### SCHRIFTLICHE AUFGABE
Beantworten Sie die folgenden Fragen zum Text über Entschädigungen für Zwangsarbeit.
(a) Mit welchen Staaten traf die Bundesregierung erst mit vier Jahrzehnten Verspätung Vereinbarungen?
(b) Was wird täglich kleiner?
(c) Wofür sind Entschädigungen für Opfer des Nationalsozialismus gleichzeitig ein Gradmesser?

### VORGEGEBENER TEXT
· · · ·

Gewiß nicht zufällig traf die Bundesregierung Vereinbarungen mit osteuropäischen
Staaten, wo das NS-Regime die Mehrzahl seiner Zwangsarbeiter
gedungen hatte, erst mit vier Jahrzehnten Verspätung: Die Zahl der
noch Lebenden, die Ansprüche überhaupt noch anmelden können, wird
täglich kleiner. So ist es der deutschen Nachkriegsgesellschaft auch in dieser
Hinsicht gelungen, die Folgen der Niederlage in ihr Gegenteil zu verkehren
. Sicher, man sollte sich keinen Illusionen darüber hingeben, daß die
Folgen der Zwangsarbeit für das Nazi-Regime durch Entschädigungszahlungen
abzugelten seien. Aber Entschädigungen für Opfer des Nationalsozialismus
haben nicht nur einen finanziellen Aspekt. Sie sind gleichzeitig
ein Gradmesser für die Ernsthaftigkeit, mit der die Gesellschaft Lehren aus
der Geschichte zu ziehen bereit ist.

· · · ·

### Einträge aus einer Datenquelle

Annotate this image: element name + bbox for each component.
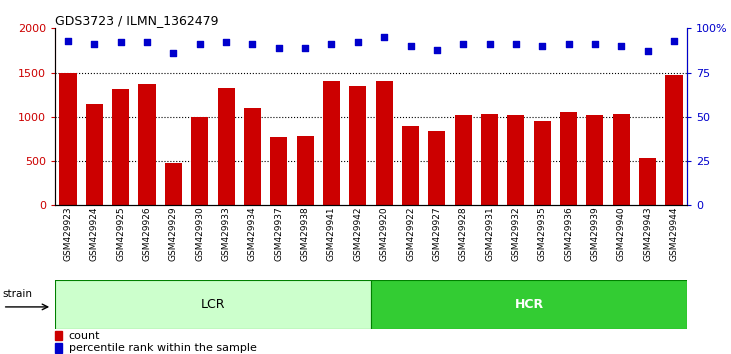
Bar [534,121,550,205]
Point [299,45,311,51]
Bar [639,159,656,205]
Point [273,45,284,51]
Bar [402,126,419,205]
Bar [481,114,498,205]
Point [141,40,153,45]
Bar [270,137,287,205]
Text: percentile rank within the sample: percentile rank within the sample [69,343,257,353]
Bar [613,114,630,205]
Text: GDS3723 / ILMN_1362479: GDS3723 / ILMN_1362479 [55,14,219,27]
Point [167,50,179,56]
Bar [371,280,687,329]
Text: count: count [69,331,100,341]
Point [194,41,205,47]
Point [616,43,627,49]
Point [484,41,496,47]
Bar [297,136,314,205]
Point [246,41,258,47]
Bar [349,86,366,205]
Point [458,41,469,47]
Point [379,34,390,40]
Point [352,40,363,45]
Point [510,41,522,47]
Bar [376,81,393,205]
Bar [507,115,524,205]
Point [589,41,601,47]
Bar [164,163,182,205]
Bar [218,88,235,205]
Bar [55,280,371,329]
Point [668,38,680,44]
Bar [560,112,577,205]
Bar [428,131,445,205]
Point [642,48,654,54]
Text: HCR: HCR [515,298,544,311]
Bar [244,108,261,205]
Bar [192,117,208,205]
Point [431,47,443,52]
Point [563,41,575,47]
Text: strain: strain [3,289,33,298]
Bar [586,115,604,205]
Point [405,43,417,49]
Bar [455,115,471,205]
Point [220,40,232,45]
Bar [86,104,103,205]
Point [115,40,126,45]
Point [88,41,100,47]
Text: LCR: LCR [200,298,225,311]
Bar [59,73,77,205]
Bar [55,331,62,341]
Point [62,38,74,44]
Bar [55,343,62,353]
Point [325,41,337,47]
Bar [112,88,129,205]
Bar [138,84,156,205]
Point [537,43,548,49]
Bar [323,81,340,205]
Bar [665,75,683,205]
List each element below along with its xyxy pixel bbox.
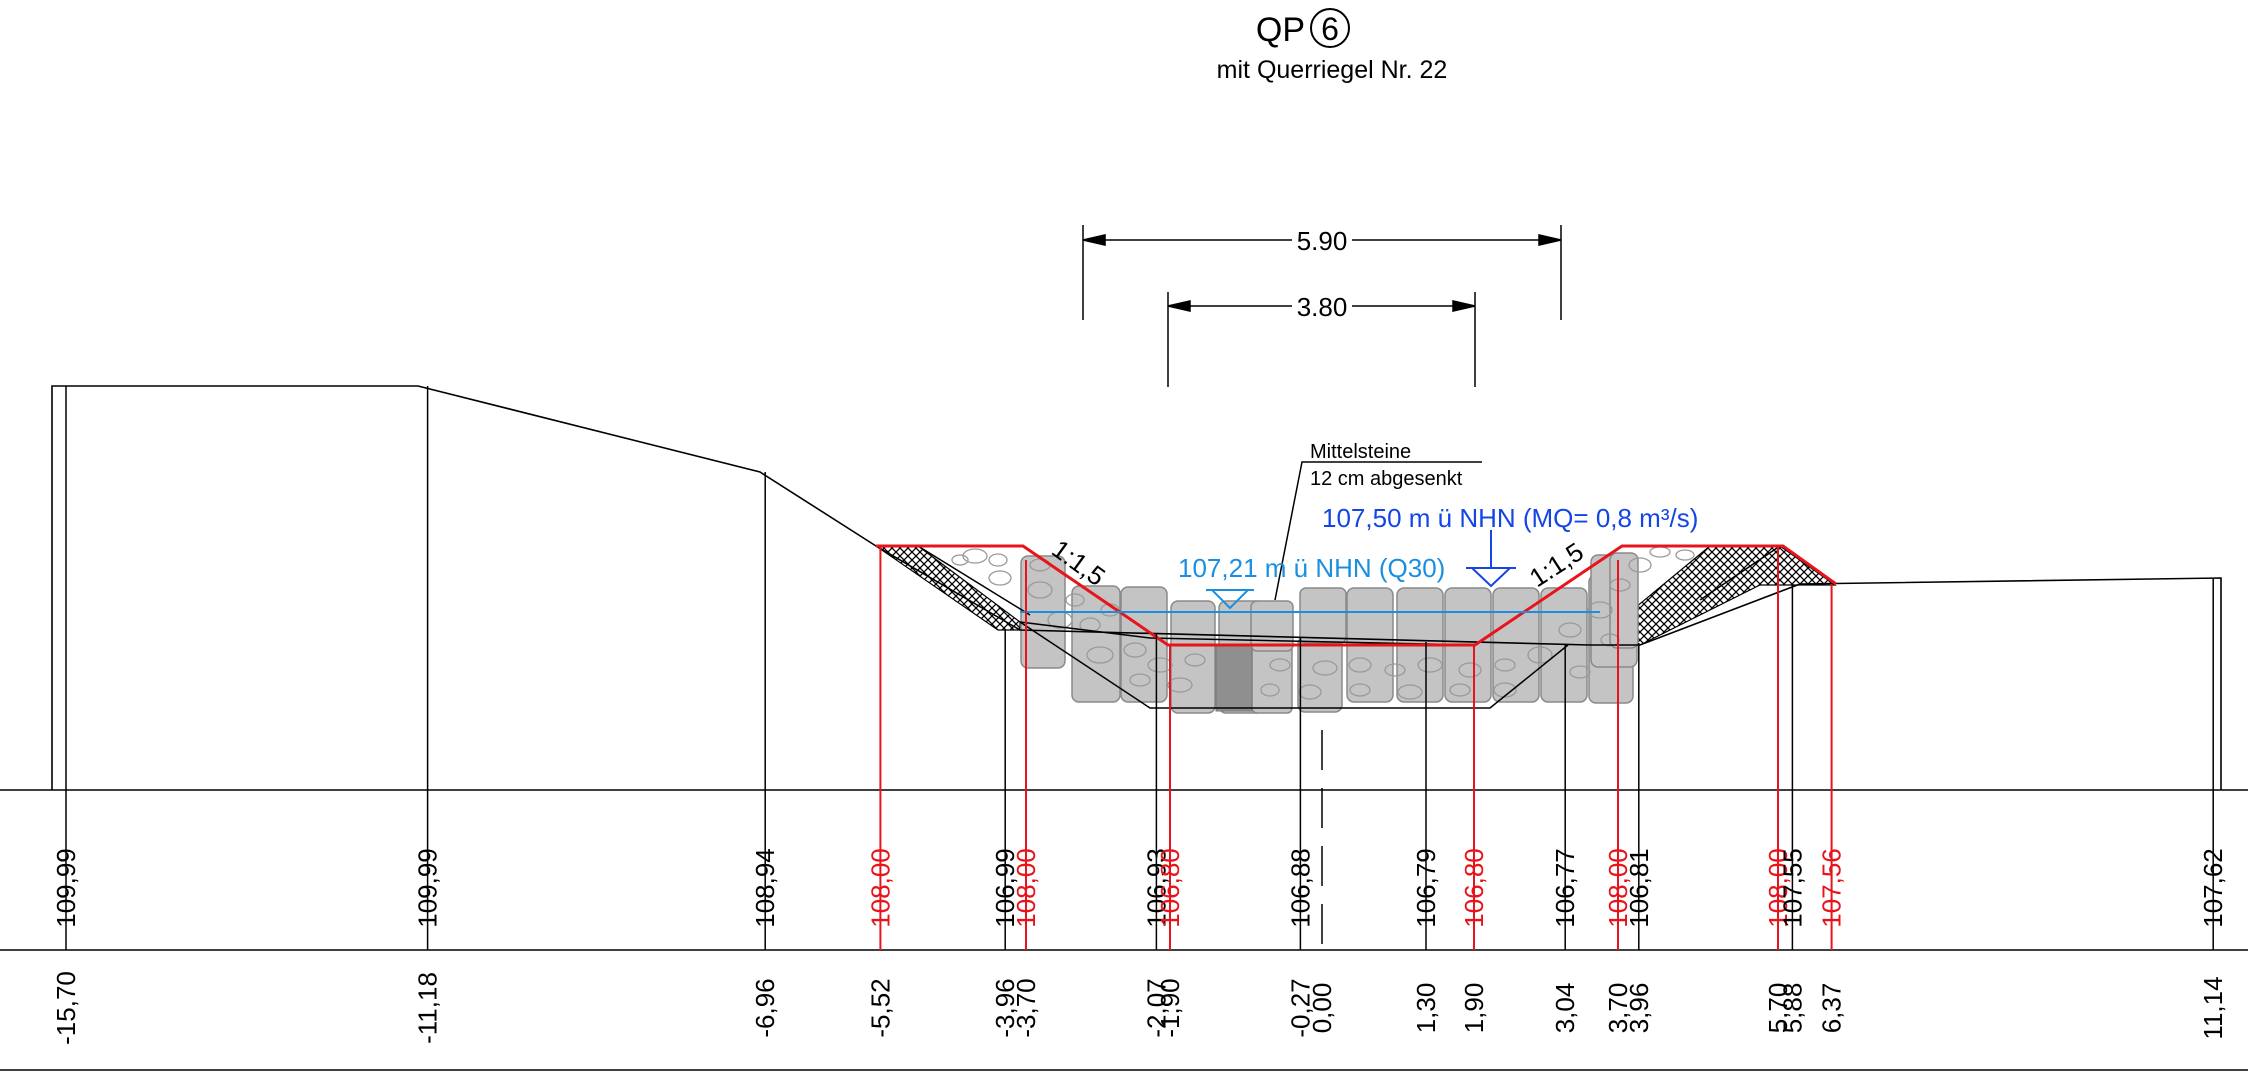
station-elevation-label: 107,62 [2198, 848, 2228, 928]
station-elevation-label: 107,56 [1817, 848, 1847, 928]
station-distance-label: -2,07 [1141, 978, 1171, 1037]
water-marker-mq [1466, 530, 1516, 588]
water-label-q30: 107,21 m ü NHN (Q30) [1178, 553, 1445, 583]
slope-label-right: 1:1,5 [1524, 536, 1589, 593]
station-elevation-label: 106,79 [1411, 848, 1441, 928]
water-label-mq: 107,50 m ü NHN (MQ= 0,8 m³/s) [1322, 503, 1698, 533]
callout-line-1: Mittelsteine [1310, 441, 1411, 463]
station-elevation-label: 106,81 [1624, 848, 1654, 928]
station-elevation-label: 108,94 [750, 848, 780, 928]
station-distance-label: 11,14 [2198, 976, 2228, 1039]
station-elevation-label: 106,77 [1550, 848, 1580, 928]
station-elevation-label: 106,88 [1285, 848, 1315, 928]
station-distance-label: 3,96 [1624, 983, 1654, 1034]
station-distance-label: 3,04 [1550, 983, 1580, 1034]
callout-leader [1274, 461, 1482, 601]
dimension-inner [1167, 292, 1476, 387]
dimension-outer-label: 5.90 [1297, 226, 1348, 256]
station-distance-label: 0,00 [1307, 983, 1337, 1034]
title-subtitle: mit Querriegel Nr. 22 [1217, 56, 1448, 84]
station-distance-label: 3,70 [1603, 983, 1633, 1034]
station-distance-label: 1,90 [1459, 983, 1489, 1034]
title-prefix: QP [1256, 11, 1305, 49]
station-distance-label: -5,52 [865, 978, 895, 1037]
callout-line-2: 12 cm abgesenkt [1310, 468, 1463, 490]
title-block: QP 6 mit Querriegel Nr. 22 [1217, 8, 1448, 84]
station-elevation-label: 106,80 [1459, 848, 1489, 928]
station-distance-label: -15,70 [51, 971, 81, 1045]
station-distance-label: -3,96 [990, 978, 1020, 1037]
station-elevation-label: 108,00 [1011, 848, 1041, 928]
station-distance-label: -6,96 [750, 978, 780, 1037]
station-elevation-label: 109,99 [413, 848, 443, 928]
table-frame [0, 789, 2248, 1071]
station-distance-label: 5,70 [1763, 983, 1793, 1034]
station-distance-label: 5,88 [1777, 983, 1807, 1034]
station-distance-label: -0,27 [1285, 978, 1315, 1037]
station-elevation-label: 107,55 [1777, 848, 1807, 928]
station-distance-label: -11,18 [413, 972, 443, 1044]
station-distance-label: -1,90 [1155, 978, 1185, 1037]
station-elevation-label: 108,00 [865, 848, 895, 928]
title-number: 6 [1321, 11, 1339, 47]
existing-ground-line [51, 385, 2222, 790]
station-elevation-label: 108,00 [1603, 848, 1633, 928]
station-distance-label: 6,37 [1817, 983, 1847, 1034]
water-marker-q30 [1206, 589, 1254, 610]
station-elevation-label: 106,80 [1155, 848, 1185, 928]
station-elevation-label: 106,99 [990, 848, 1020, 928]
station-columns: 109,99 -15,70 109,99 -11,18 108,94 -6,96 108,0… [51, 386, 2228, 1045]
station-elevation-label: 109,99 [51, 848, 81, 928]
station-elevation-label: 108,00 [1763, 848, 1793, 928]
dimension-inner-label: 3.80 [1297, 292, 1348, 322]
station-distance-label: -3,70 [1011, 978, 1041, 1037]
title-number-circle [1310, 8, 1350, 48]
station-elevation-label: 106,93 [1141, 848, 1171, 928]
center-stone [1215, 644, 1253, 712]
dimension-outer [1082, 225, 1562, 320]
station-distance-label: 1,30 [1411, 983, 1441, 1034]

· · · ·

### LÖSUNG DER AUFGABE
(a) Mit osteuropäischen Staaten, wo das NS-Regime die Mehrzahl seiner Zwangsarbeiter gedungen hatte.
(b) Die Zahl der noch Lebenden, die Ansprüche überhaupt noch anmelden können.
(c) Für die Ernsthaftigkeit, mit der die Gesellschaft Lehren aus der Geschichte zu ziehen bereit ist.